— START OF Stored records —

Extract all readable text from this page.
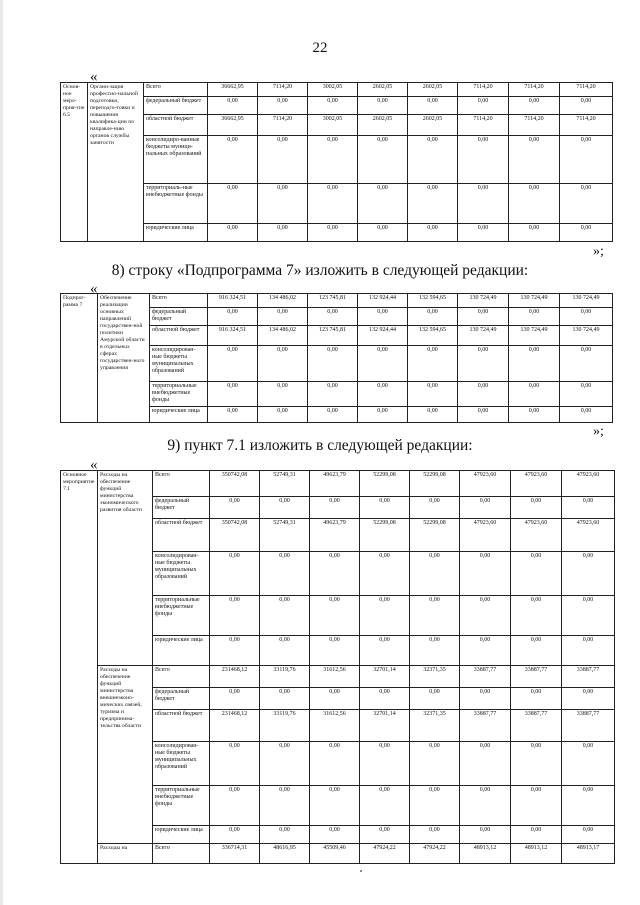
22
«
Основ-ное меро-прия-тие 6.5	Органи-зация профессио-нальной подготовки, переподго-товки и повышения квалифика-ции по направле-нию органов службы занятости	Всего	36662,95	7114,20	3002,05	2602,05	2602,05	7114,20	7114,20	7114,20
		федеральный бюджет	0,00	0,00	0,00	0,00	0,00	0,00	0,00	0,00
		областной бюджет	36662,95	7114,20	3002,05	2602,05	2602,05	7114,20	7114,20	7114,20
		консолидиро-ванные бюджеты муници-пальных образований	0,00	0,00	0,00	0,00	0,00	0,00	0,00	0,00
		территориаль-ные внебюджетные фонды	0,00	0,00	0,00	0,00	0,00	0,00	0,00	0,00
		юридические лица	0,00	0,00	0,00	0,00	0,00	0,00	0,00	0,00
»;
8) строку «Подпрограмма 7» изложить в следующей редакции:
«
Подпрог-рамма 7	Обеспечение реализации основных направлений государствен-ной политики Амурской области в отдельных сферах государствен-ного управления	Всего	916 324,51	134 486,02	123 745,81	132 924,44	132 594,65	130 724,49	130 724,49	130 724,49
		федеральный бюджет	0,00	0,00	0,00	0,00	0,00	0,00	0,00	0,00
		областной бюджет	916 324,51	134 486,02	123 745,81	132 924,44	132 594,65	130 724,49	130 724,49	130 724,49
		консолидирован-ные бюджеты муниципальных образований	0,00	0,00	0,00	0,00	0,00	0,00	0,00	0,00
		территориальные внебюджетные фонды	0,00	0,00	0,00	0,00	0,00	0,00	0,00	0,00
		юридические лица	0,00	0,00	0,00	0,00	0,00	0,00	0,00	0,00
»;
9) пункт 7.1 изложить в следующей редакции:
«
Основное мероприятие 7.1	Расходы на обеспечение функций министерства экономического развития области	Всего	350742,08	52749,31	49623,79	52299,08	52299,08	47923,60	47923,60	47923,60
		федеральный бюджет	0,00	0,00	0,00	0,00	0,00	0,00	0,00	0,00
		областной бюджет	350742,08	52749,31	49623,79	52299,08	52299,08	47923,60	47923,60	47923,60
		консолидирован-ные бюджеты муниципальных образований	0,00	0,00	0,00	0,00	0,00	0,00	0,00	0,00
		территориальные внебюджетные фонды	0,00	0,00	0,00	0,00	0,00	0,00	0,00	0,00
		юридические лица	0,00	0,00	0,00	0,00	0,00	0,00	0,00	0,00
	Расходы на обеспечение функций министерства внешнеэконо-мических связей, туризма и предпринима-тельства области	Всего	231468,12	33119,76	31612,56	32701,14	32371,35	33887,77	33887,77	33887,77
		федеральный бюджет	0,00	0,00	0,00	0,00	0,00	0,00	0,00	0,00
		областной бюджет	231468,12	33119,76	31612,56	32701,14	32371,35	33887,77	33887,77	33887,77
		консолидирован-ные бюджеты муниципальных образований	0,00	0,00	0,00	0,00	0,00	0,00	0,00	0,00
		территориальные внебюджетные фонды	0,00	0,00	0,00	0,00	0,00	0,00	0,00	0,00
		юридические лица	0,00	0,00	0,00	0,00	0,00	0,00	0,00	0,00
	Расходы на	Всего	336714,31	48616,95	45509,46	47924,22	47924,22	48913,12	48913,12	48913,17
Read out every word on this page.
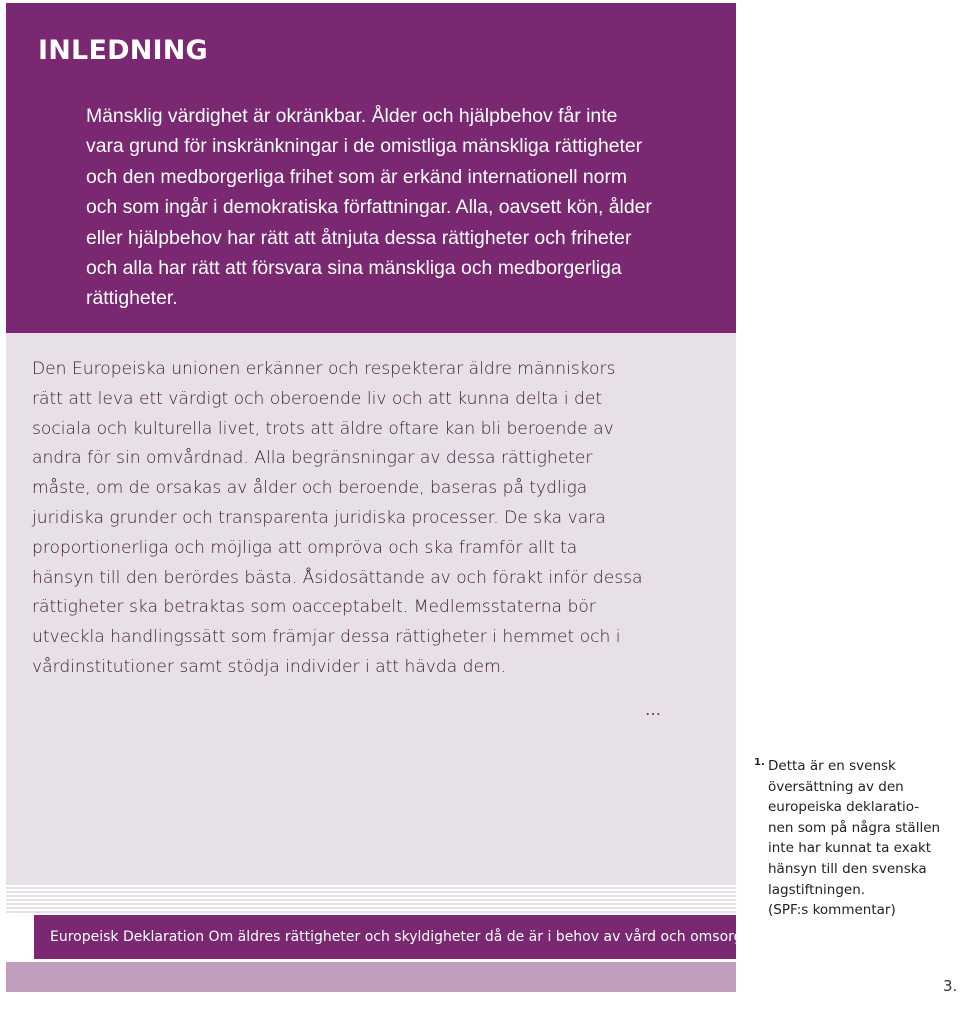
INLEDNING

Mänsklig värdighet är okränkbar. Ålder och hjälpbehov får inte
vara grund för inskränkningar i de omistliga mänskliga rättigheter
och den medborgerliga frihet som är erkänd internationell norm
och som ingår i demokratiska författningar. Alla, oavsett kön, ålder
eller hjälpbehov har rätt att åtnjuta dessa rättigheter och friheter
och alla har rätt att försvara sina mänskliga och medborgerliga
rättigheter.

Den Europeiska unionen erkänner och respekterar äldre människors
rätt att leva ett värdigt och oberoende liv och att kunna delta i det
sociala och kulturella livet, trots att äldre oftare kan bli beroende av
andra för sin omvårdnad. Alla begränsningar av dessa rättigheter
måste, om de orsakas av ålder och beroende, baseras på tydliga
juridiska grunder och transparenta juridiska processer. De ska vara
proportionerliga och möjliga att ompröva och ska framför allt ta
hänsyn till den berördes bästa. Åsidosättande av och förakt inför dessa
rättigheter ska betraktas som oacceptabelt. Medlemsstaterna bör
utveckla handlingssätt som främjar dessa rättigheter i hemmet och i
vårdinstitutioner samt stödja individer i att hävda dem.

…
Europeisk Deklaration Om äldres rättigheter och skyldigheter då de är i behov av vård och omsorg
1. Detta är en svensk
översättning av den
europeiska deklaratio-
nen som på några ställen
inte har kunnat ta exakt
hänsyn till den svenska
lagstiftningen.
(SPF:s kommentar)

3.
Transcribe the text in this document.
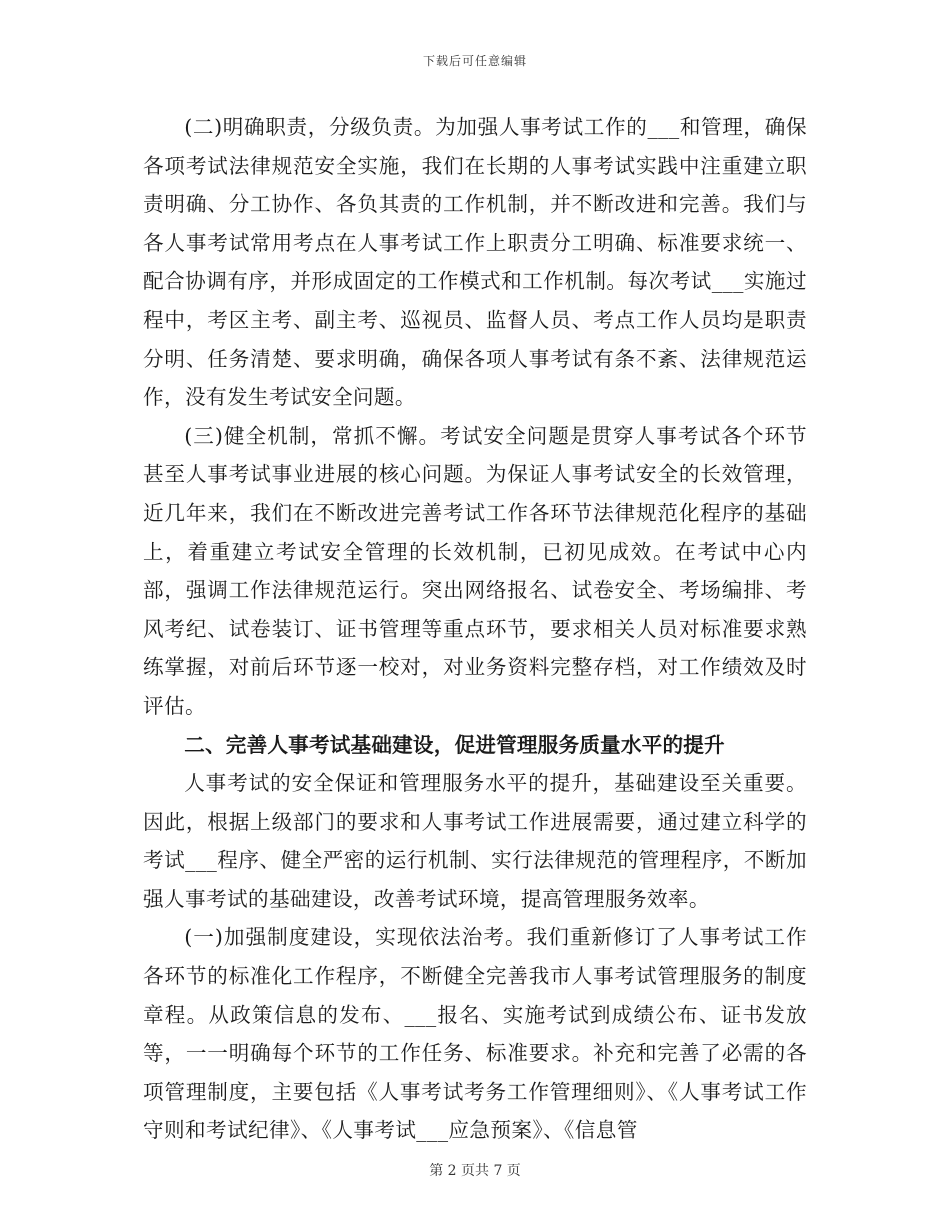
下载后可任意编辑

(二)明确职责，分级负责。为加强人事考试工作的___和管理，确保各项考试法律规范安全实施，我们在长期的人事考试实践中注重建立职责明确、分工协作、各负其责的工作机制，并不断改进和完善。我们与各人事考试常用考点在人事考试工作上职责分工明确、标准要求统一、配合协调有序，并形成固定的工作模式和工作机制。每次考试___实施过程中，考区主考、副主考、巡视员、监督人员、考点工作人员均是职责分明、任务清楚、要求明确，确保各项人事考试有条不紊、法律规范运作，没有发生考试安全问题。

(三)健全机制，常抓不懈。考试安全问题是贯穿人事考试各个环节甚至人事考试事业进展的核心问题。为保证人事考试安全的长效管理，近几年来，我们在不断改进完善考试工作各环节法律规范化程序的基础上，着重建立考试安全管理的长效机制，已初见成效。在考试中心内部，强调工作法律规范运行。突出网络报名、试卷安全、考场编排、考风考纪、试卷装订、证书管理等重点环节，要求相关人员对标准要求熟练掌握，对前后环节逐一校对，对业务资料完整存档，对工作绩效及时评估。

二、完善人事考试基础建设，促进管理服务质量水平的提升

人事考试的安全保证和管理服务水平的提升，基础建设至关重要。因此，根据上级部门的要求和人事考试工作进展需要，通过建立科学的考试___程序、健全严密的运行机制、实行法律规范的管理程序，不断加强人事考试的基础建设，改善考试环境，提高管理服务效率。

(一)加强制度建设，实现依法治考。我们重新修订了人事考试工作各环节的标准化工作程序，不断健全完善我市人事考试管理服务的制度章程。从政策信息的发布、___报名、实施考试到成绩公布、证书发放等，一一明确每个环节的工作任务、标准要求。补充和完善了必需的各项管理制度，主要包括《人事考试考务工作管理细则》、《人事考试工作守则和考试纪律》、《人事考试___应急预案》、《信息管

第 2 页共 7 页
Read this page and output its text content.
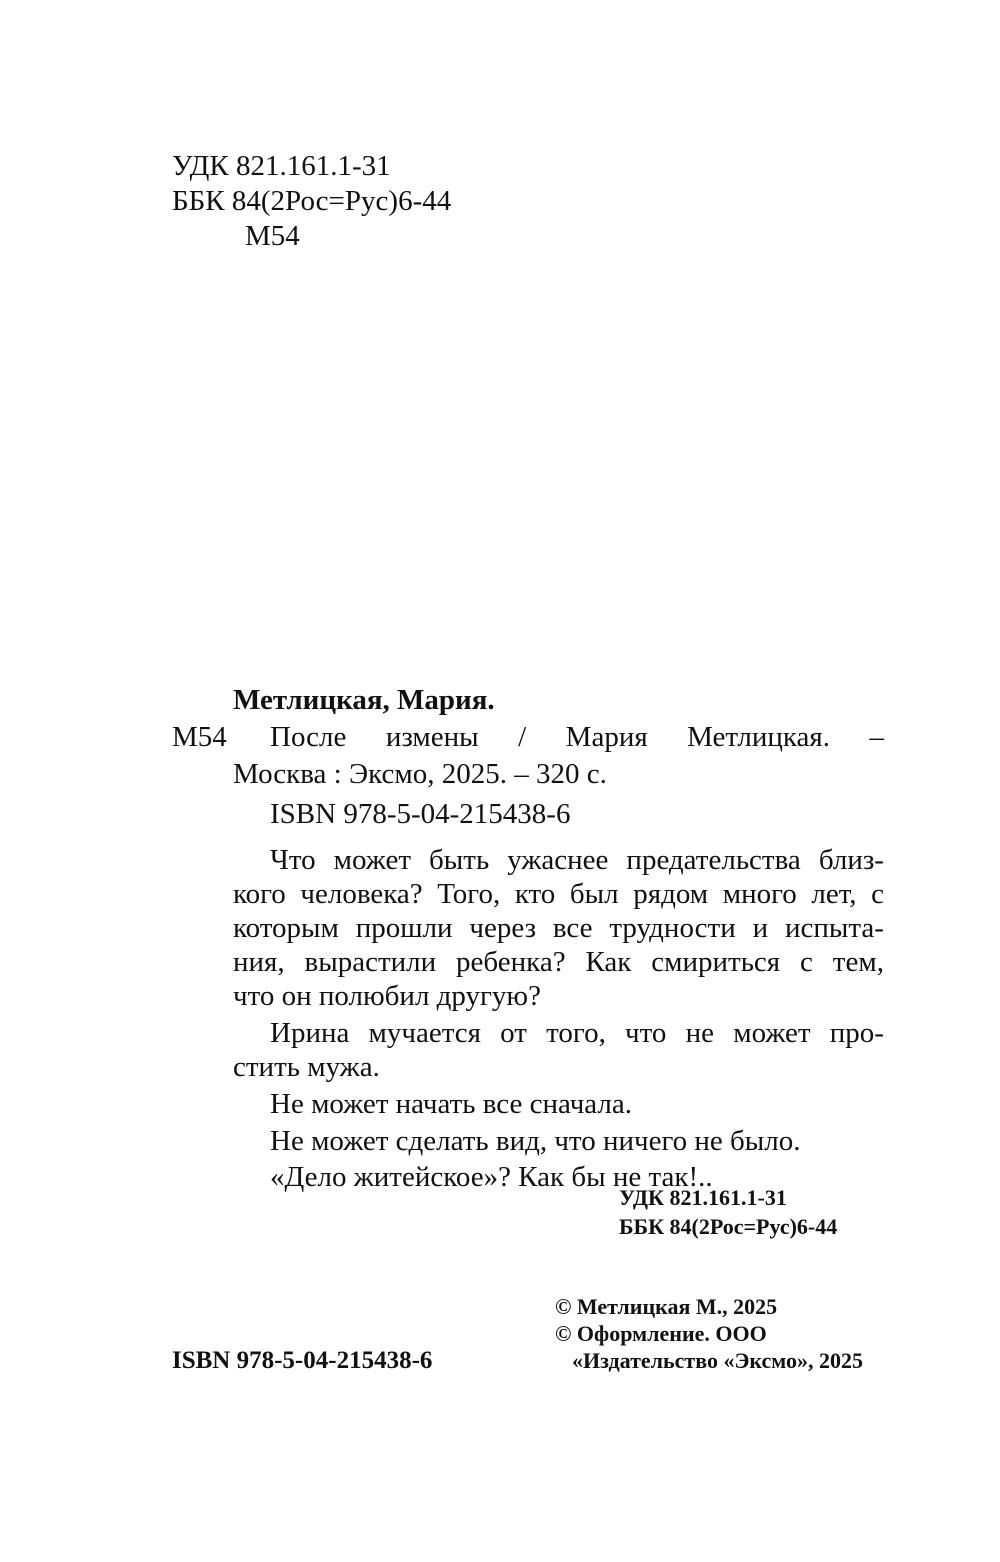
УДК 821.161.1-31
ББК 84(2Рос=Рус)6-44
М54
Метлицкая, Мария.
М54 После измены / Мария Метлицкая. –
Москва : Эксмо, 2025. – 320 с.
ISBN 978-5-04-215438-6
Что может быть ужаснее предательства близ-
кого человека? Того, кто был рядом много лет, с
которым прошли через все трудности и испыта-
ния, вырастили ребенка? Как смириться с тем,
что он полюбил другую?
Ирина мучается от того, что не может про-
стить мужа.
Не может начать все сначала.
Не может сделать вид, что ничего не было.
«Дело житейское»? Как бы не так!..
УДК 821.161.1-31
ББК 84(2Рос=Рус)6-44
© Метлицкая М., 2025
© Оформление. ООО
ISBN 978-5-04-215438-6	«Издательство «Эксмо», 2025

— END OF Stored records —

## [Work to do]
Check each line of the records above for the string "Всего", and report every line that has it.

## [The reply]
Основ-ное меро-прия-тие 6.5	Органи-зация профессио-нальной подготовки, переподго-товки и повышения квалифика-ции по направле-нию органов службы занятости	Всего	36662,95	7114,20	3002,05	2602,05	2602,05	7114,20	7114,20	7114,20
Подпрог-рамма 7	Обеспечение реализации основных направлений государствен-ной политики Амурской области в отдельных сферах государствен-ного управления	Всего	916 324,51	134 486,02	123 745,81	132 924,44	132 594,65	130 724,49	130 724,49	130 724,49
Основное мероприятие 7.1	Расходы на обеспечение функций министерства экономического развития области	Всего	350742,08	52749,31	49623,79	52299,08	52299,08	47923,60	47923,60	47923,60
	Расходы на обеспечение функций министерства внешнеэконо-мических связей, туризма и предпринима-тельства области	Всего	231468,12	33119,76	31612,56	32701,14	32371,35	33887,77	33887,77	33887,77
	Расходы на	Всего	336714,31	48616,95	45509,46	47924,22	47924,22	48913,12	48913,12	48913,17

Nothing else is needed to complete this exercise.